start WORKING DATA

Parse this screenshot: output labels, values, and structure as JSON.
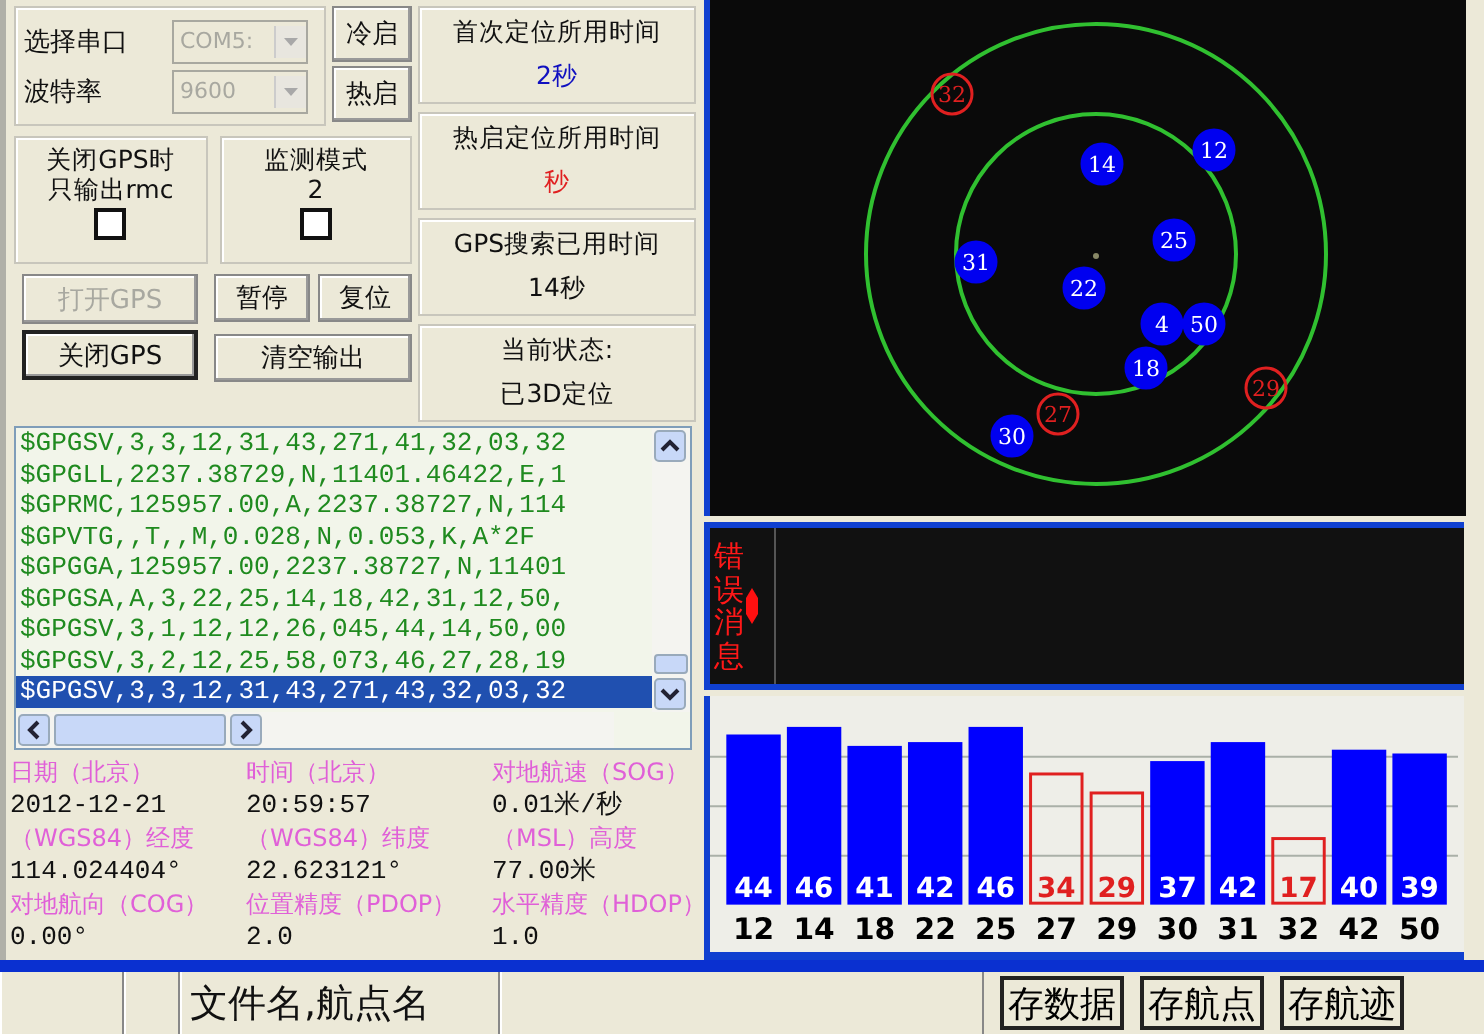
{
  "port": {
    "fields": [
      {
        "label": "选择串口",
        "value": "COM5:",
        "disabled": true
      },
      {
        "label": "波特率",
        "value": "9600",
        "disabled": true
      }
    ]
  },
  "start_buttons": [
    {
      "label": "冷启",
      "disabled": false,
      "default": false
    },
    {
      "label": "热启",
      "disabled": false,
      "default": false
    }
  ],
  "options": [
    {
      "label_lines": [
        "关闭GPS时",
        "只输出rmc"
      ],
      "checked": false
    },
    {
      "label_lines": [
        "监测模式",
        "2"
      ],
      "checked": false
    }
  ],
  "gps_buttons": [
    {
      "label": "打开GPS",
      "disabled": true,
      "default": false
    },
    {
      "label": "关闭GPS",
      "disabled": false,
      "default": true
    }
  ],
  "action_buttons": [
    {
      "label": "暂停",
      "disabled": false,
      "default": false
    },
    {
      "label": "复位",
      "disabled": false,
      "default": false
    },
    {
      "label": "清空输出",
      "disabled": false,
      "default": false
    }
  ],
  "status_boxes": [
    {
      "title": "首次定位所用时间",
      "value": "2秒",
      "color": "#1010c0"
    },
    {
      "title": "热启定位所用时间",
      "value": "秒",
      "color": "#e02020"
    },
    {
      "title": "GPS搜索已用时间",
      "value": "14秒",
      "color": "#101010"
    },
    {
      "title": "当前状态:",
      "value": "已3D定位",
      "color": "#101010"
    }
  ],
  "log": {
    "lines": [
      {
        "text": "$GPGSV,3,3,12,31,43,271,41,32,03,32",
        "selected": false
      },
      {
        "text": "$GPGLL,2237.38729,N,11401.46422,E,1",
        "selected": false
      },
      {
        "text": "$GPRMC,125957.00,A,2237.38727,N,114",
        "selected": false
      },
      {
        "text": "$GPVTG,,T,,M,0.028,N,0.053,K,A*2F",
        "selected": false
      },
      {
        "text": "$GPGGA,125957.00,2237.38727,N,11401",
        "selected": false
      },
      {
        "text": "$GPGSA,A,3,22,25,14,18,42,31,12,50,",
        "selected": false
      },
      {
        "text": "$GPGSV,3,1,12,12,26,045,44,14,50,00",
        "selected": false
      },
      {
        "text": "$GPGSV,3,2,12,25,58,073,46,27,28,19",
        "selected": false
      },
      {
        "text": "$GPGSV,3,3,12,31,43,271,43,32,03,32",
        "selected": true
      }
    ]
  },
  "info": [
    {
      "label": "日期（北京）",
      "value": "2012-12-21"
    },
    {
      "label": "时间（北京）",
      "value": "20:59:57"
    },
    {
      "label": "对地航速（SOG）",
      "value": "0.01米/秒"
    },
    {
      "label": "（WGS84）经度",
      "value": "114.024404°"
    },
    {
      "label": "（WGS84）纬度",
      "value": "22.623121°"
    },
    {
      "label": "（MSL）高度",
      "value": "77.00米"
    },
    {
      "label": "对地航向（COG）",
      "value": "0.00°"
    },
    {
      "label": "位置精度（PDOP）",
      "value": "2.0"
    },
    {
      "label": "水平精度（HDOP）",
      "value": "1.0"
    }
  ],
  "sky": {
    "satellites": [
      {
        "id": "32",
        "used": false
      },
      {
        "id": "14",
        "used": true
      },
      {
        "id": "12",
        "used": true
      },
      {
        "id": "25",
        "used": true
      },
      {
        "id": "31",
        "used": true
      },
      {
        "id": "22",
        "used": true
      },
      {
        "id": "4",
        "used": true
      },
      {
        "id": "50",
        "used": true
      },
      {
        "id": "18",
        "used": true
      },
      {
        "id": "29",
        "used": false
      },
      {
        "id": "27",
        "used": false
      },
      {
        "id": "30",
        "used": true
      }
    ]
  },
  "error_panel": {
    "label": "错误消息"
  },
  "signal": {
    "bars": [
      {
        "id": "12",
        "value": "44",
        "used": true
      },
      {
        "id": "14",
        "value": "46",
        "used": true
      },
      {
        "id": "18",
        "value": "41",
        "used": true
      },
      {
        "id": "22",
        "value": "42",
        "used": true
      },
      {
        "id": "25",
        "value": "46",
        "used": true
      },
      {
        "id": "27",
        "value": "34",
        "used": false
      },
      {
        "id": "29",
        "value": "29",
        "used": false
      },
      {
        "id": "30",
        "value": "37",
        "used": true
      },
      {
        "id": "31",
        "value": "42",
        "used": true
      },
      {
        "id": "32",
        "value": "17",
        "used": false
      },
      {
        "id": "42",
        "value": "40",
        "used": true
      },
      {
        "id": "50",
        "value": "39",
        "used": true
      }
    ]
  },
  "status_bar": {
    "file_label": "文件名,航点名",
    "buttons": [
      {
        "label": "存数据"
      },
      {
        "label": "存航点"
      },
      {
        "label": "存航迹"
      }
    ]
  }
}
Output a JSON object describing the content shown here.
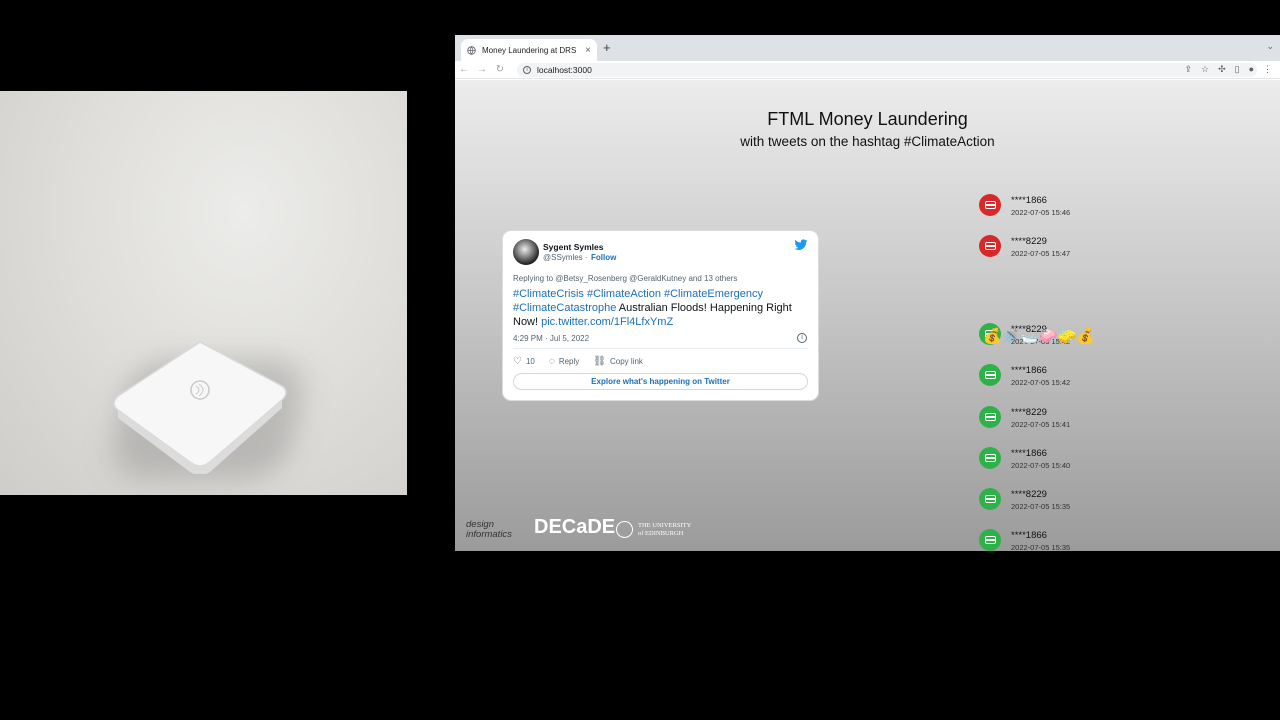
{
  "browser": {
    "tab_title": "Money Laundering at DRS",
    "tab_close": "×",
    "new_tab": "+",
    "tab_dropdown": "⌄",
    "url": "localhost:3000"
  },
  "page": {
    "title": "FTML Money Laundering",
    "subtitle": "with tweets on the hashtag #ClimateAction"
  },
  "tweet": {
    "name": "Sygent Symles",
    "handle": "@SSymles ·",
    "follow": "Follow",
    "replying_to": "Replying to @Betsy_Rosenberg @GeraldKutney and 13 others",
    "text_links_1": "#ClimateCrisis #ClimateAction #ClimateEmergency",
    "text_links_2": "#ClimateCatastrophe",
    "text_plain": " Australian Floods! Happening Right Now! ",
    "text_link_pic": "pic.twitter.com/1Fl4LfxYmZ",
    "timestamp": "4:29 PM · Jul 5, 2022",
    "like_count": "10",
    "reply_label": "Reply",
    "copy_link_label": "Copy link",
    "explore_label": "Explore what's happening on Twitter"
  },
  "transactions": [
    {
      "status": "declined",
      "card": "****1866",
      "time": "2022-07-05 15:46",
      "color": "#d9282a"
    },
    {
      "status": "declined",
      "card": "****8229",
      "time": "2022-07-05 15:47",
      "color": "#d9282a"
    },
    {
      "status": "approved",
      "card": "****8229",
      "time": "2022-07-05 15:42",
      "color": "#2fb14a"
    },
    {
      "status": "approved",
      "card": "****1866",
      "time": "2022-07-05 15:42",
      "color": "#2fb14a"
    },
    {
      "status": "approved",
      "card": "****8229",
      "time": "2022-07-05 15:41",
      "color": "#2fb14a"
    },
    {
      "status": "approved",
      "card": "****1866",
      "time": "2022-07-05 15:40",
      "color": "#2fb14a"
    },
    {
      "status": "approved",
      "card": "****8229",
      "time": "2022-07-05 15:35",
      "color": "#2fb14a"
    },
    {
      "status": "approved",
      "card": "****1866",
      "time": "2022-07-05 15:35",
      "color": "#2fb14a"
    }
  ],
  "laundering_emojis": "💰🚿🛁🧼🧽💰",
  "logos": {
    "design_line1": "design",
    "design_line2": "informatics",
    "decade": "DECaDE",
    "uoe_line1": "THE UNIVERSITY",
    "uoe_line2": "of EDINBURGH"
  },
  "icons": {
    "tab_favicon": "globe-icon",
    "back": "back-arrow-icon",
    "forward": "forward-arrow-icon",
    "reload": "reload-icon",
    "share": "share-icon",
    "bookmark": "star-icon",
    "extensions": "puzzle-icon",
    "sidepanel": "sidepanel-icon",
    "profile": "profile-icon",
    "menu": "kebab-menu-icon",
    "card": "credit-card-icon",
    "twitter": "twitter-bird-icon"
  }
}
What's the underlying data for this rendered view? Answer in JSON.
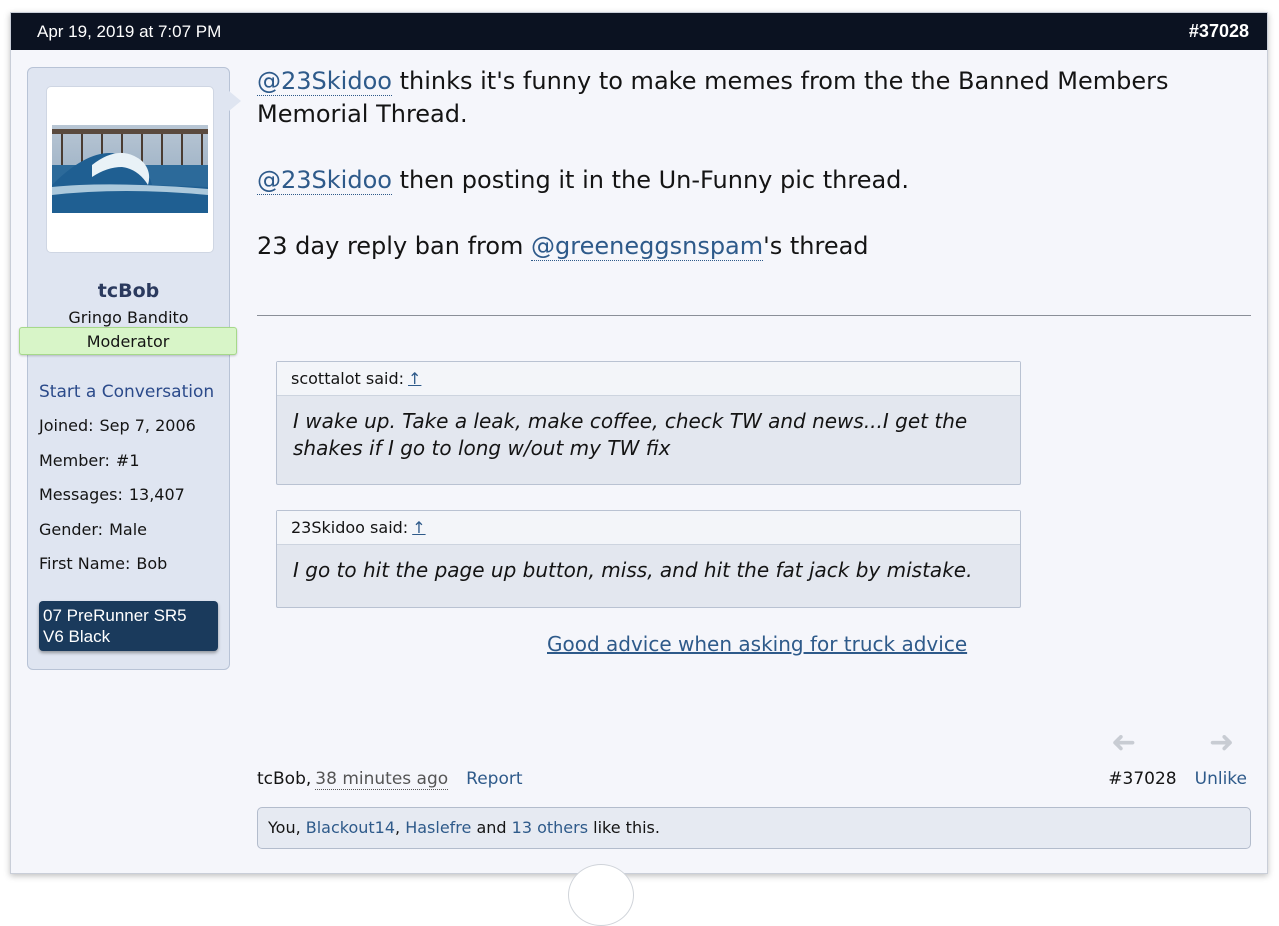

end WORKING DATA

● **SHORT TASK**
Select every line of the material above holding the word "this" and copy it.

● **SOLUTION**
Parse this screenshot: output labels, values, and structure as JSON.
What's the underlying data for this rendered view? Answer in JSON.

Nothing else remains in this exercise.